**WRITTEN REQUEST:**
Collect each line of the records containing the string "στοιχείων".

Recorded data:
################
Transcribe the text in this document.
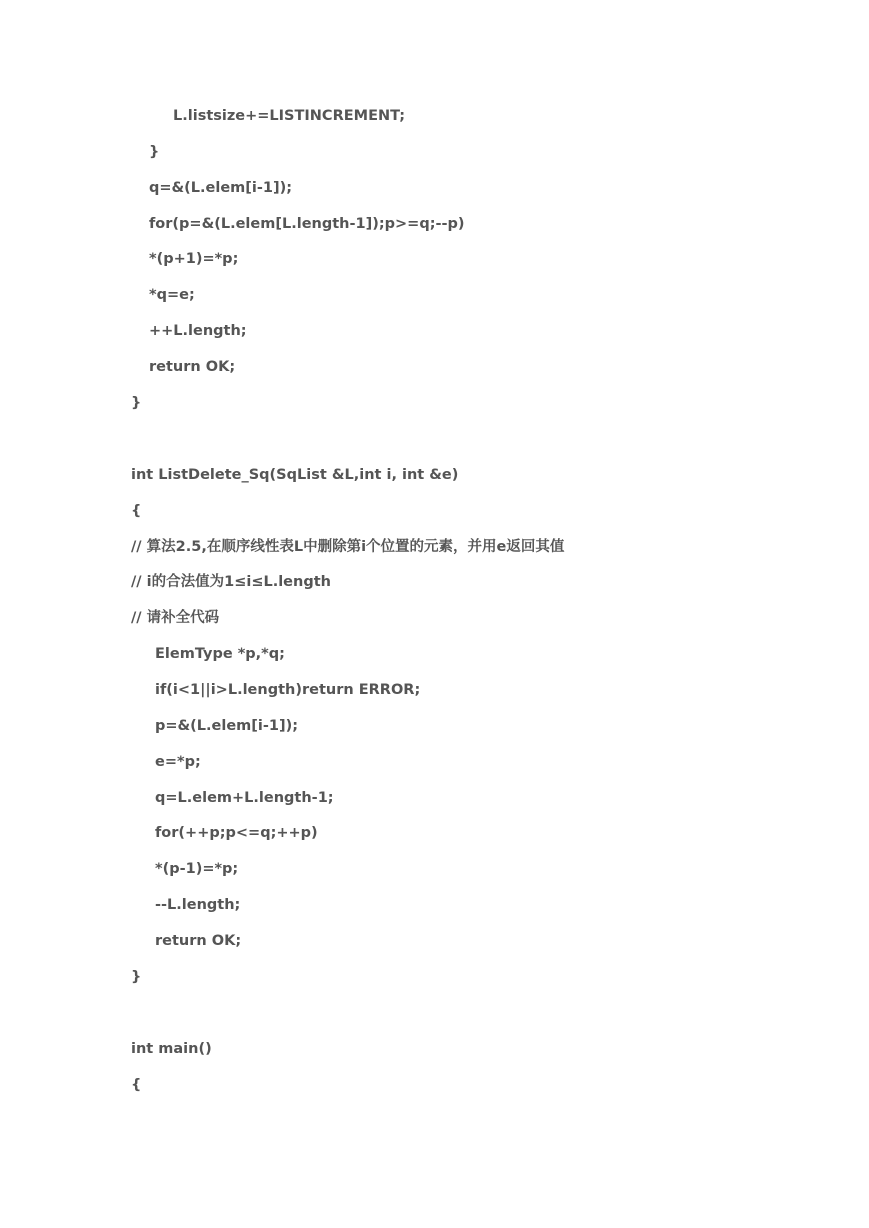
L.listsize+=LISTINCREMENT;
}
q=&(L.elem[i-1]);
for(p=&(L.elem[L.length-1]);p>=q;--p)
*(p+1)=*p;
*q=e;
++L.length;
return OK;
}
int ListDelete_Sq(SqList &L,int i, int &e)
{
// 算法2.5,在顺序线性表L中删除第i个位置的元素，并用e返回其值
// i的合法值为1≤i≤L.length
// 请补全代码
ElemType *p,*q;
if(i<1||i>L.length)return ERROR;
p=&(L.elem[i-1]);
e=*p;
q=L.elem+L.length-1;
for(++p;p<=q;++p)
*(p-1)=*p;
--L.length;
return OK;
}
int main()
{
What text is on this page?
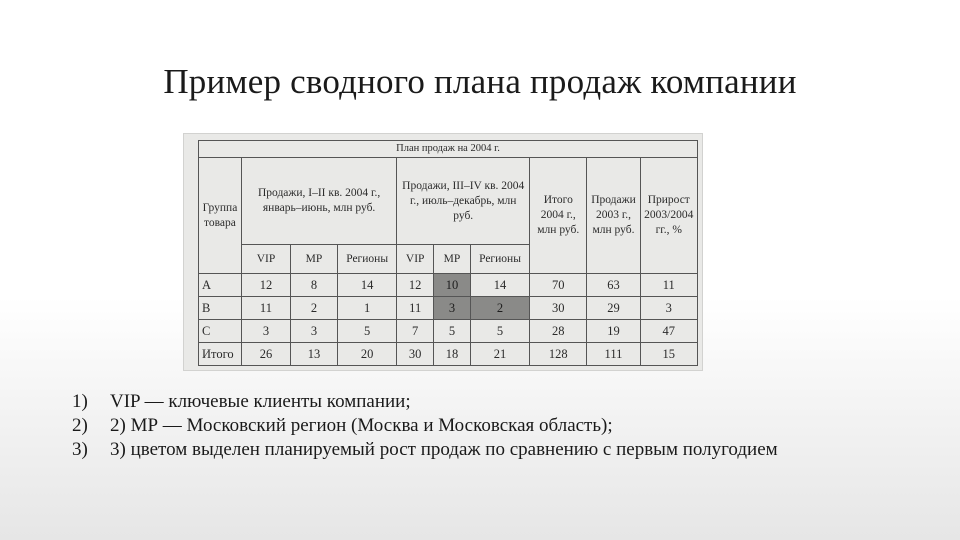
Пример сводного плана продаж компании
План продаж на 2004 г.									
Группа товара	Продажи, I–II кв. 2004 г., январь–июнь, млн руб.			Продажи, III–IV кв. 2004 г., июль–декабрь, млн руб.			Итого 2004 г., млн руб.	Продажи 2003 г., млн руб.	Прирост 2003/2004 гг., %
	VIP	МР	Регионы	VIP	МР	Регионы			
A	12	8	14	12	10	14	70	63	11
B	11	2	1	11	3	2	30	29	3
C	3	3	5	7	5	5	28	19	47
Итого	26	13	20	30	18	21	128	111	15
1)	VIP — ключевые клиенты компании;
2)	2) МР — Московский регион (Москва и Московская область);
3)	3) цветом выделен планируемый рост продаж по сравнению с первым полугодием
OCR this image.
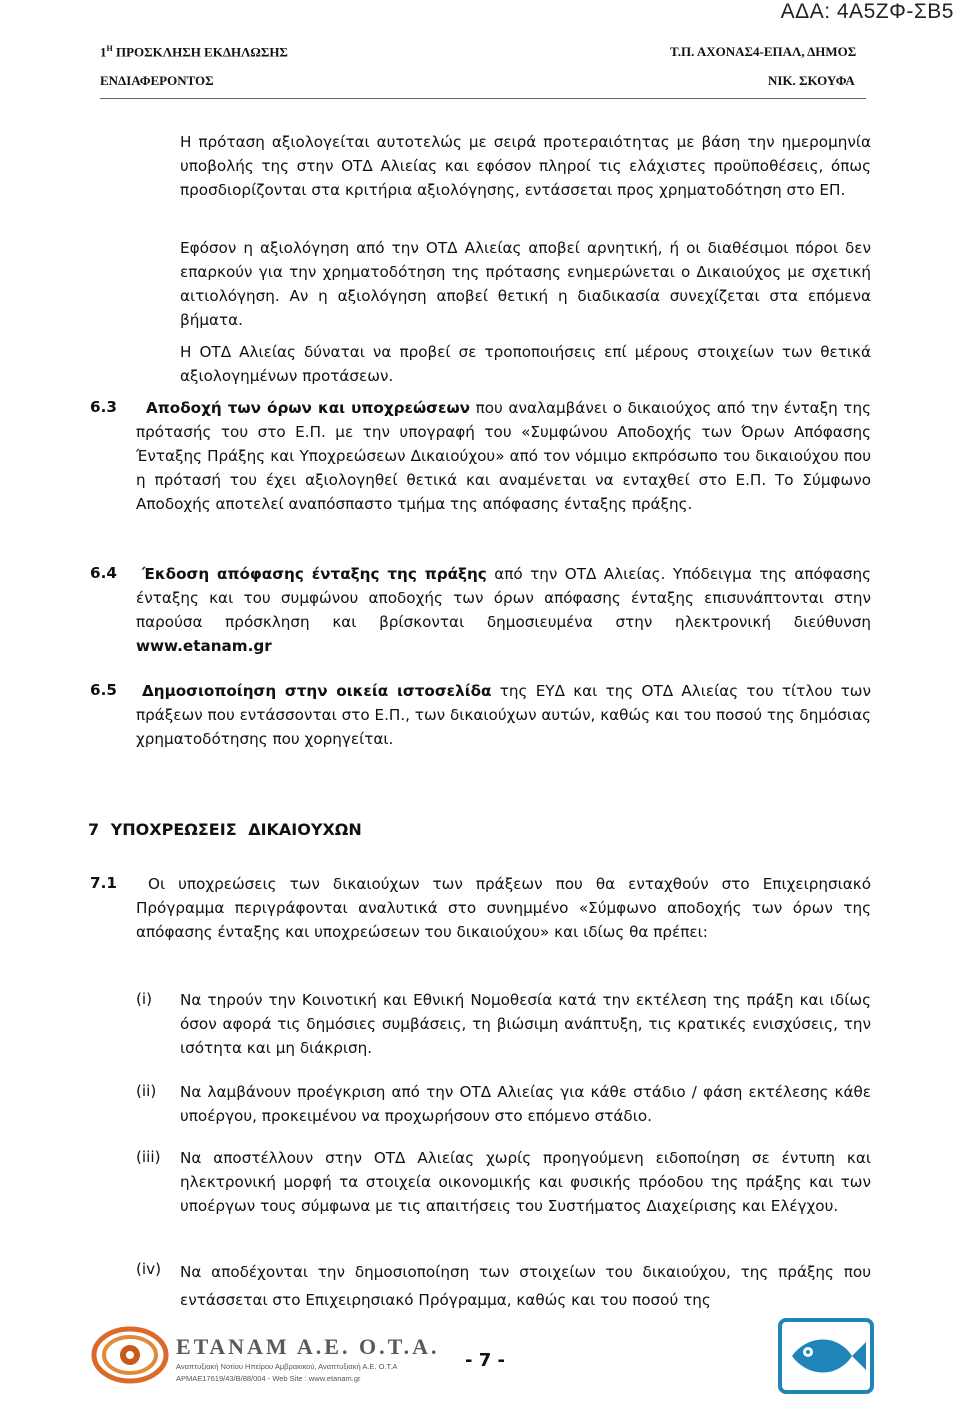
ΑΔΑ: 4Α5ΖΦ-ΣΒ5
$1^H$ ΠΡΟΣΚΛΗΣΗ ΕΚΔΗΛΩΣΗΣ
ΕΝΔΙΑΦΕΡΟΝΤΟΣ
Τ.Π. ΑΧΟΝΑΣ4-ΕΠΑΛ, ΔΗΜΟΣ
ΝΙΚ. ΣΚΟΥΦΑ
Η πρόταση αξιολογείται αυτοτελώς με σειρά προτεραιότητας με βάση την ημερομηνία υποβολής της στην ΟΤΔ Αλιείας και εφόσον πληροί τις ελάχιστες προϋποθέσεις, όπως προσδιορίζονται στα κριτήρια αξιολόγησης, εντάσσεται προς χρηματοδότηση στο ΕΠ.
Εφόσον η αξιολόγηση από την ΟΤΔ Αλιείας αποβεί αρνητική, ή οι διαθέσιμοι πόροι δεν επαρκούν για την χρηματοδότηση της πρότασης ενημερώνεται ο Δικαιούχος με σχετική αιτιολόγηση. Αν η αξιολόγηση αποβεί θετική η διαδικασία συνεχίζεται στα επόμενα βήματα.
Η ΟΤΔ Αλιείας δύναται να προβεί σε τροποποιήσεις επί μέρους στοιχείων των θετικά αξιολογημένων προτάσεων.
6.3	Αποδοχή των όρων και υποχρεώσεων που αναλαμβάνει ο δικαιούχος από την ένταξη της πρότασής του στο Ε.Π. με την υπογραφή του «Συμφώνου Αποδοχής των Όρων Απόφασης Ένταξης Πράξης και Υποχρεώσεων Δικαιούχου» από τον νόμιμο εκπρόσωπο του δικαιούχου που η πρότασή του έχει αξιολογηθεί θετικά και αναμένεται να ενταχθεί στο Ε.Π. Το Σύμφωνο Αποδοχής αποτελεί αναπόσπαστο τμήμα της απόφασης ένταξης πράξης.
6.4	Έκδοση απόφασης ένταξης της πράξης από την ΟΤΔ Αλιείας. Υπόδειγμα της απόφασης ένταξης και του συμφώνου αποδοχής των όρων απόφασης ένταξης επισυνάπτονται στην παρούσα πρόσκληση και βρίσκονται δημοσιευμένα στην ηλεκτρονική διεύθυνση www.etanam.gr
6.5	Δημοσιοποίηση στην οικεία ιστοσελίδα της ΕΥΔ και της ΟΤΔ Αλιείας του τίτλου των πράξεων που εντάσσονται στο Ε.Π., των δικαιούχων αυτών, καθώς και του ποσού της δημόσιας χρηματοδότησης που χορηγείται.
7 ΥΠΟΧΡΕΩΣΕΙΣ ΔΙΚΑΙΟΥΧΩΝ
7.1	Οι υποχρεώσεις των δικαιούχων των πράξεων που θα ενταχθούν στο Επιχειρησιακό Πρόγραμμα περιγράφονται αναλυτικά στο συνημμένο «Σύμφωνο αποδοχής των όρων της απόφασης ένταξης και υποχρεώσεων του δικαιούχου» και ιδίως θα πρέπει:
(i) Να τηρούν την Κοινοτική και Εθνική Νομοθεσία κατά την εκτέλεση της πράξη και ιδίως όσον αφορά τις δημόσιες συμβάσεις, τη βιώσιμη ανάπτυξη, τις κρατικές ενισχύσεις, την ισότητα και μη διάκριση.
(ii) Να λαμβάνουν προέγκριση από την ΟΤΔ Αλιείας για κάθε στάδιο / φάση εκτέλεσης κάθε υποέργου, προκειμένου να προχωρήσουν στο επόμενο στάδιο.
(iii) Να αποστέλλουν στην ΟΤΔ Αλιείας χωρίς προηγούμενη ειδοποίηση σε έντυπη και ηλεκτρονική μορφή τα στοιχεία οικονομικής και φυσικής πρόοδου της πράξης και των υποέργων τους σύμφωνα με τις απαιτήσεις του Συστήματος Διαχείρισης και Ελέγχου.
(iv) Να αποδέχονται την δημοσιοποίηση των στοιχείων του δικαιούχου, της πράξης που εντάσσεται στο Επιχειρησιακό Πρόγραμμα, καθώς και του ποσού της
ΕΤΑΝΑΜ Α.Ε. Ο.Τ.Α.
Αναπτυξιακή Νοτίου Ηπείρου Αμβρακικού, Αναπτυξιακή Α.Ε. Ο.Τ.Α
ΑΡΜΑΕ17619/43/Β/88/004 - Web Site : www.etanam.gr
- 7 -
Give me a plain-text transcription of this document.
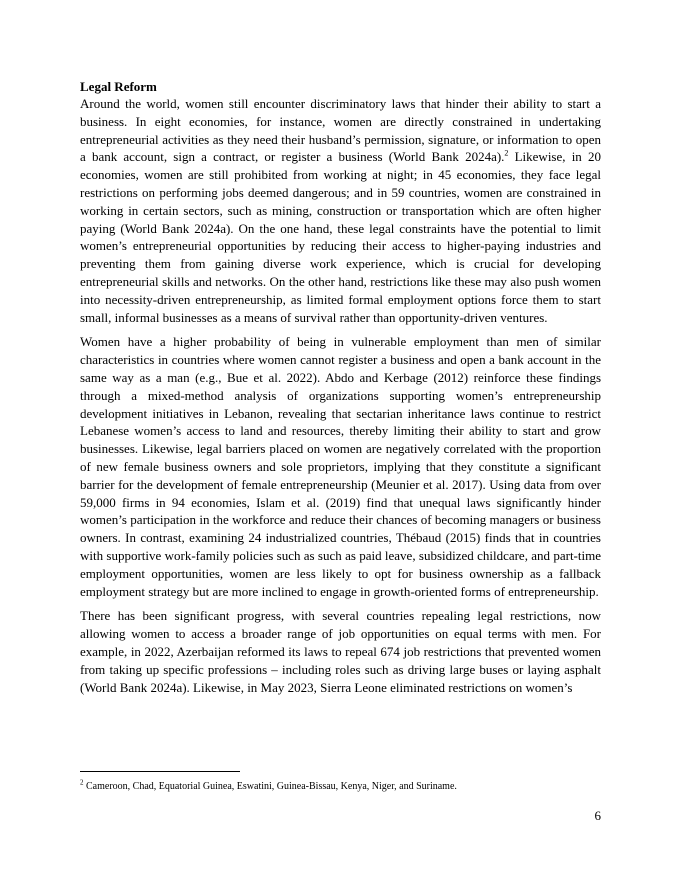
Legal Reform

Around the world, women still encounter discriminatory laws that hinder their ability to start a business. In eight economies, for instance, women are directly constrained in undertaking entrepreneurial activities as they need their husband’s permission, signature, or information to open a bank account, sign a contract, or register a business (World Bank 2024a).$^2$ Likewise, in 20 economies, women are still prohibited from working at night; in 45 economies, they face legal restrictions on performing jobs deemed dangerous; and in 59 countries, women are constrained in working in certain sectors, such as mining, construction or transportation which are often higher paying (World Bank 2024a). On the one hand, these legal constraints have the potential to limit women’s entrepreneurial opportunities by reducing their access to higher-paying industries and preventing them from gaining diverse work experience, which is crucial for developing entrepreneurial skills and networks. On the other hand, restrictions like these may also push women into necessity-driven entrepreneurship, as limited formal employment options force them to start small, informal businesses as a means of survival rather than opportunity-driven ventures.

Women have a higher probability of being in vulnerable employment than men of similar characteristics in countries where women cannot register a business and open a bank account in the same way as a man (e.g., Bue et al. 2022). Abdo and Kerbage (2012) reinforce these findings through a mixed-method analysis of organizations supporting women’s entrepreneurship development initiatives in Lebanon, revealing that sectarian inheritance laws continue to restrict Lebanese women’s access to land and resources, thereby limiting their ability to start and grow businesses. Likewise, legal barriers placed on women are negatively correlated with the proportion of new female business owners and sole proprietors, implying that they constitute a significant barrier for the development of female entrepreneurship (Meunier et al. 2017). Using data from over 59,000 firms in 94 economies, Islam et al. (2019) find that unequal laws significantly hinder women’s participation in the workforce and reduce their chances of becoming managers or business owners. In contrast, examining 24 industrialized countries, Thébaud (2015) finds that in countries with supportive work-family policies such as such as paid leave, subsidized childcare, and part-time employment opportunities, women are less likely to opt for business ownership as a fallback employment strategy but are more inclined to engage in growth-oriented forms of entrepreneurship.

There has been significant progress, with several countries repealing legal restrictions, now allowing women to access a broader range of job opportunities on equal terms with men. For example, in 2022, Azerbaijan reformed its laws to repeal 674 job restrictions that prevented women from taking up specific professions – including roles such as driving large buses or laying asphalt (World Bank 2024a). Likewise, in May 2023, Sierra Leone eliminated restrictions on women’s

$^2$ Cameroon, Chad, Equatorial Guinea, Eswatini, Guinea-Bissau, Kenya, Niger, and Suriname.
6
################
**ANSWER BELOW:**
Η ΟΤΔ Αλιείας δύναται να προβεί σε τροποποιήσεις επί μέρους στοιχείων των θετικά αξιολογημένων προτάσεων.
(iv) Να αποδέχονται την δημοσιοποίηση των στοιχείων του δικαιούχου, της πράξης που εντάσσεται στο Επιχειρησιακό Πρόγραμμα, καθώς και του ποσού της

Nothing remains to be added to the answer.